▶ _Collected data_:

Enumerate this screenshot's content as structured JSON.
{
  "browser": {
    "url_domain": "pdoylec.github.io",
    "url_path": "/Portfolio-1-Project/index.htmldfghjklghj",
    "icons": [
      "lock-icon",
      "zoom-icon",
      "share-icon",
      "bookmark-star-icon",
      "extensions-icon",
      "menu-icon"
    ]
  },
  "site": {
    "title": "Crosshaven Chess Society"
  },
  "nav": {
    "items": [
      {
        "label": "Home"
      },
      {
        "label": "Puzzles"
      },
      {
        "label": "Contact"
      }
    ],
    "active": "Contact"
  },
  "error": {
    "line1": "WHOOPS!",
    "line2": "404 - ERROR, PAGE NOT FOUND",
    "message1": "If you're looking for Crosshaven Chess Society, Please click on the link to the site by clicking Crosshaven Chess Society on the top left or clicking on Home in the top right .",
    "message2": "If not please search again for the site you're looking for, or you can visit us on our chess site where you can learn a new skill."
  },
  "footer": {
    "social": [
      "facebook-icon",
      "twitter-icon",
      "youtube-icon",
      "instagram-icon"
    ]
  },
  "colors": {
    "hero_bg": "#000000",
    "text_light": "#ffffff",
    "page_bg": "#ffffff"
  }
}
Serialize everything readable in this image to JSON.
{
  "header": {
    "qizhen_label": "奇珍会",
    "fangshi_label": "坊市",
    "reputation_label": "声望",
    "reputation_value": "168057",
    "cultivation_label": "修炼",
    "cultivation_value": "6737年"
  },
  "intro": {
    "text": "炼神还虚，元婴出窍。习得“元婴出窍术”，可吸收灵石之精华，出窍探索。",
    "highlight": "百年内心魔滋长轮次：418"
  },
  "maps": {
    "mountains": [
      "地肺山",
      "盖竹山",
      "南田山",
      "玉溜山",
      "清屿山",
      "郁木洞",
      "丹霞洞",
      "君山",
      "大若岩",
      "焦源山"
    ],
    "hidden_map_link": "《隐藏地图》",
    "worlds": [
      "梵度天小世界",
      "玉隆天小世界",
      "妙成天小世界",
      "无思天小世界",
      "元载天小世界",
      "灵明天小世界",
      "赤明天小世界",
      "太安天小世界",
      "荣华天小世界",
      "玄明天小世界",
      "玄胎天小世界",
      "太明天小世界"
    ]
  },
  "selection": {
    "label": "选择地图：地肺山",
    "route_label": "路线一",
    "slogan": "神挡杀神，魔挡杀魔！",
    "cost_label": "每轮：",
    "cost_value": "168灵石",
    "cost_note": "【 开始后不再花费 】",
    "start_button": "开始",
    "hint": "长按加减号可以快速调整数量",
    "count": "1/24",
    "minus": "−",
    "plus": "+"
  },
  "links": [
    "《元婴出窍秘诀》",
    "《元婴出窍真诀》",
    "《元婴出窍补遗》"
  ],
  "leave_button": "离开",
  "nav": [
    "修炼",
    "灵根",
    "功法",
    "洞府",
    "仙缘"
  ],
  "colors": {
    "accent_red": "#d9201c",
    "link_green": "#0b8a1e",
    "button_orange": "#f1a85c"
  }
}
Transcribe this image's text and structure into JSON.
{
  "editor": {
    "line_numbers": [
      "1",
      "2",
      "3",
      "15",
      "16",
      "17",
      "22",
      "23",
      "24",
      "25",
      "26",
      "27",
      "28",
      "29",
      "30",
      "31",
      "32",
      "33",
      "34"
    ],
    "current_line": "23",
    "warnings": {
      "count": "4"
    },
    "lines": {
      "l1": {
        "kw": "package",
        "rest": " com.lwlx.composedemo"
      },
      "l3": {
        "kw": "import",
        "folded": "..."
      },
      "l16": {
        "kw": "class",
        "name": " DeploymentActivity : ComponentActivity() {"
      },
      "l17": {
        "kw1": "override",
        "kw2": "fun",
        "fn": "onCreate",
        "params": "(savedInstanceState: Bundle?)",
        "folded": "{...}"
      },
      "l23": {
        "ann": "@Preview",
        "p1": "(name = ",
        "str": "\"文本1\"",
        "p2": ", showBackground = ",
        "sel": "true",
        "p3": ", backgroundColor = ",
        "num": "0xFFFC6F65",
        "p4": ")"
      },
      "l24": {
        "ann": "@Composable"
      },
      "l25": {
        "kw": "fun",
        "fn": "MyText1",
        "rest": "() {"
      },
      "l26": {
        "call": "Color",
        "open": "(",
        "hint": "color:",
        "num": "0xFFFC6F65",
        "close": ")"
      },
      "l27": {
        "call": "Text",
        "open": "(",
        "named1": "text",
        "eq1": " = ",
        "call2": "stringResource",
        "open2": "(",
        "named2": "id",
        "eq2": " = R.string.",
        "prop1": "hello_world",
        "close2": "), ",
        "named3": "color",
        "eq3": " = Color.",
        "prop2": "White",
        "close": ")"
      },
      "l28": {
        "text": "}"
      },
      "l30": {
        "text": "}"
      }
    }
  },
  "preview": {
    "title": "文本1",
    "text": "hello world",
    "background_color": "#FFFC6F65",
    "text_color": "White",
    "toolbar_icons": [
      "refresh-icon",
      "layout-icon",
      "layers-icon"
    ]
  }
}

▶ _SHORT TASK_:
Which lines contain the word "this"? Copy each of them.

▶ _ANSWER IN FULL_:
Enumerate this screenshot's content as structured JSON.
Serialize everything readable in this image to JSON.
Transcribe this image's text and structure into JSON.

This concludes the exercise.